-- Begin --

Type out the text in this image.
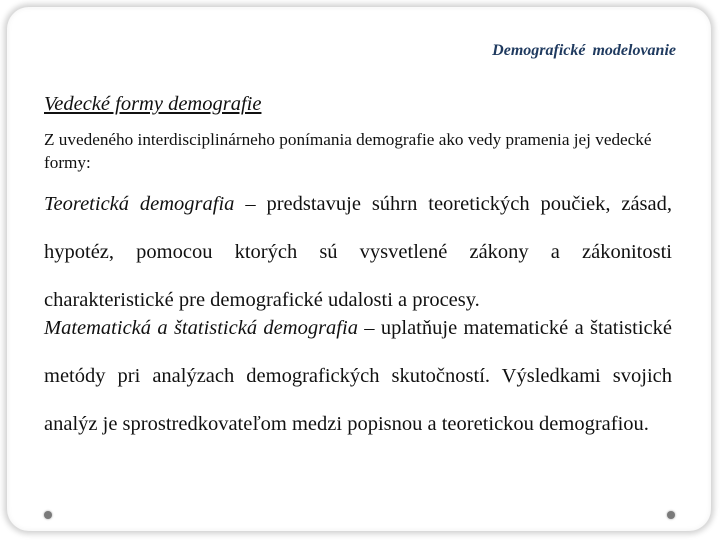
Demografické modelovanie
Vedecké formy demografie
Z uvedeného interdisciplinárneho ponímania demografie ako vedy pramenia jej vedecké formy:
Teoretická demografia – predstavuje súhrn teoretických poučiek, zásad, hypotéz, pomocou ktorých sú vysvetlené zákony a zákonitosti charakteristické pre demografické udalosti a procesy.
Matematická a štatistická demografia – uplatňuje matematické a štatistické metódy pri analýzach demografických skutočností. Výsledkami svojich analýz je sprostredkovateľom medzi popisnou a teoretickou demografiou.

-- End --

- [GOAL OF THE EXERCISE]
Apart from the pictures, the entries above are to be repeated in full and exactly.

- [COMPLETE ANSWER]
Type out the text in this image.
Demografické modelovanie
Vedecké formy demografie
Z uvedeného interdisciplinárneho ponímania demografie ako vedy pramenia jej vedecké formy:
Teoretická demografia – predstavuje súhrn teoretických poučiek, zásad, hypotéz, pomocou ktorých sú vysvetlené zákony a zákonitosti charakteristické pre demografické udalosti a procesy.
Matematická a štatistická demografia – uplatňuje matematické a štatistické metódy pri analýzach demografických skutočností. Výsledkami svojich analýz je sprostredkovateľom medzi popisnou a teoretickou demografiou.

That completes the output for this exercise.